[Stored entries]
....

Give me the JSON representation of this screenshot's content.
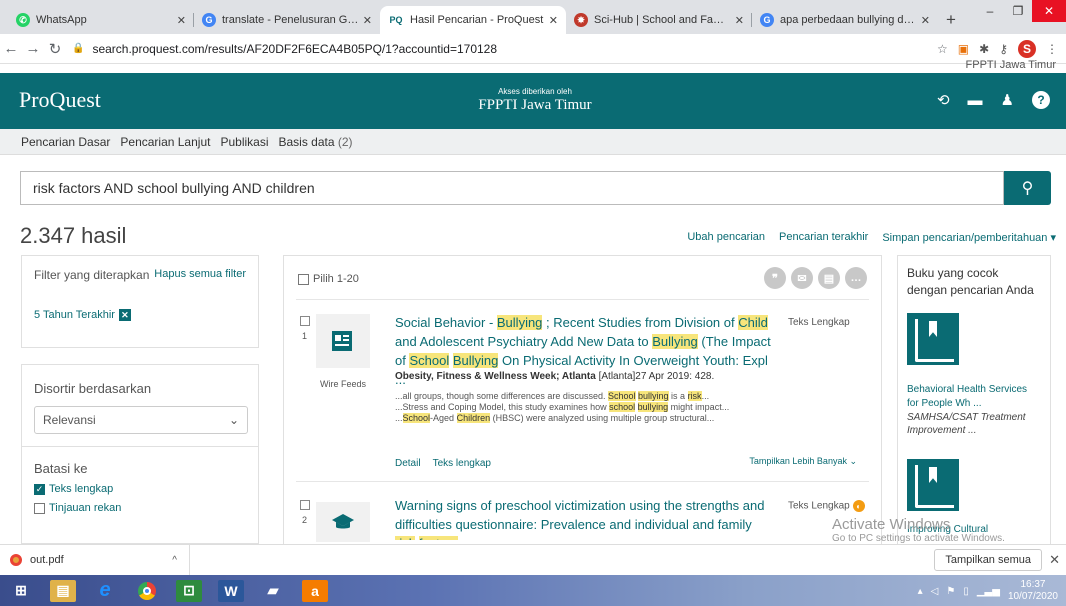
{
  "browser": {
    "tabs": [
      {
        "label": "WhatsApp",
        "icon_color": "#25d366",
        "icon_glyph": "W"
      },
      {
        "label": "translate - Penelusuran Google",
        "icon_color": "#4285f4",
        "icon_glyph": "G"
      },
      {
        "label": "Hasil Pencarian - ProQuest",
        "icon_color": "#0a6b73",
        "icon_glyph": "PQ"
      },
      {
        "label": "Sci-Hub | School and Family Fac",
        "icon_color": "#c0392b",
        "icon_glyph": "S"
      },
      {
        "label": "apa perbedaan bullying dengan",
        "icon_color": "#4285f4",
        "icon_glyph": "G"
      }
    ],
    "url": "search.proquest.com/results/AF20DF2F6ECA4B05PQ/1?accountid=170128",
    "profile_initial": "S"
  },
  "header": {
    "fppti_top": "FPPTI Jawa Timur",
    "logo": "ProQuest",
    "access_small": "Akses diberikan oleh",
    "access_big": "FPPTI Jawa Timur"
  },
  "subnav": {
    "items": [
      "Pencarian Dasar",
      "Pencarian Lanjut",
      "Publikasi",
      "Basis data"
    ],
    "db_count": "(2)"
  },
  "search": {
    "query": "risk factors AND school bullying AND children"
  },
  "results": {
    "count": "2.347 hasil",
    "links": [
      "Ubah pencarian",
      "Pencarian terakhir",
      "Simpan pencarian/pemberitahuan ▾"
    ],
    "select_label": "Pilih 1-20",
    "items": [
      {
        "num": "1",
        "type": "Wire Feeds",
        "fulltext": "Teks Lengkap",
        "pub": "Obesity, Fitness & Wellness Week; Atlanta",
        "pub_rest": " [Atlanta]27 Apr 2019: 428.",
        "detail": "Detail",
        "teks": "Teks lengkap",
        "more": "Tampilkan Lebih Banyak ⌄"
      },
      {
        "num": "2",
        "fulltext": "Teks Lengkap"
      }
    ]
  },
  "filters": {
    "title": "Filter yang diterapkan",
    "clear": "Hapus semua filter",
    "chip": "5 Tahun Terakhir",
    "sort_label": "Disortir berdasarkan",
    "sort_value": "Relevansi",
    "limit_label": "Batasi ke",
    "opt1": "Teks lengkap",
    "opt2": "Tinjauan rekan"
  },
  "sidebar_right": {
    "title": "Buku yang cocok dengan pencarian Anda",
    "book1_title": "Behavioral Health Services for People Wh ...",
    "book1_sub": "SAMHSA/CSAT Treatment Improvement ...",
    "book2_title": "Improving Cultural"
  },
  "watermark": {
    "line1": "Activate Windows",
    "line2": "Go to PC settings to activate Windows."
  },
  "downloads": {
    "file": "out.pdf",
    "show_all": "Tampilkan semua"
  },
  "taskbar": {
    "time": "16:37",
    "date": "10/07/2020"
  }
}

....

What you are asked to do: Transcribe the records verbatim and omit the images.

Written solution:
Give me the JSON representation of this screenshot's content.
{
  "browser": {
    "tabs": [
      {
        "label": "WhatsApp",
        "icon_color": "#25d366",
        "icon_glyph": "W"
      },
      {
        "label": "translate - Penelusuran Google",
        "icon_color": "#4285f4",
        "icon_glyph": "G"
      },
      {
        "label": "Hasil Pencarian - ProQuest",
        "icon_color": "#0a6b73",
        "icon_glyph": "PQ"
      },
      {
        "label": "Sci-Hub | School and Family Fac",
        "icon_color": "#c0392b",
        "icon_glyph": "S"
      },
      {
        "label": "apa perbedaan bullying dengan",
        "icon_color": "#4285f4",
        "icon_glyph": "G"
      }
    ],
    "url": "search.proquest.com/results/AF20DF2F6ECA4B05PQ/1?accountid=170128",
    "profile_initial": "S"
  },
  "header": {
    "fppti_top": "FPPTI Jawa Timur",
    "logo": "ProQuest",
    "access_small": "Akses diberikan oleh",
    "access_big": "FPPTI Jawa Timur"
  },
  "subnav": {
    "items": [
      "Pencarian Dasar",
      "Pencarian Lanjut",
      "Publikasi",
      "Basis data"
    ],
    "db_count": "(2)"
  },
  "search": {
    "query": "risk factors AND school bullying AND children"
  },
  "results": {
    "count": "2.347 hasil",
    "links": [
      "Ubah pencarian",
      "Pencarian terakhir",
      "Simpan pencarian/pemberitahuan ▾"
    ],
    "select_label": "Pilih 1-20",
    "items": [
      {
        "num": "1",
        "type": "Wire Feeds",
        "fulltext": "Teks Lengkap",
        "pub": "Obesity, Fitness & Wellness Week; Atlanta",
        "pub_rest": " [Atlanta]27 Apr 2019: 428.",
        "detail": "Detail",
        "teks": "Teks lengkap",
        "more": "Tampilkan Lebih Banyak ⌄"
      },
      {
        "num": "2",
        "fulltext": "Teks Lengkap"
      }
    ]
  },
  "filters": {
    "title": "Filter yang diterapkan",
    "clear": "Hapus semua filter",
    "chip": "5 Tahun Terakhir",
    "sort_label": "Disortir berdasarkan",
    "sort_value": "Relevansi",
    "limit_label": "Batasi ke",
    "opt1": "Teks lengkap",
    "opt2": "Tinjauan rekan"
  },
  "sidebar_right": {
    "title": "Buku yang cocok dengan pencarian Anda",
    "book1_title": "Behavioral Health Services for People Wh ...",
    "book1_sub": "SAMHSA/CSAT Treatment Improvement ...",
    "book2_title": "Improving Cultural"
  },
  "watermark": {
    "line1": "Activate Windows",
    "line2": "Go to PC settings to activate Windows."
  },
  "downloads": {
    "file": "out.pdf",
    "show_all": "Tampilkan semua"
  },
  "taskbar": {
    "time": "16:37",
    "date": "10/07/2020"
  }
}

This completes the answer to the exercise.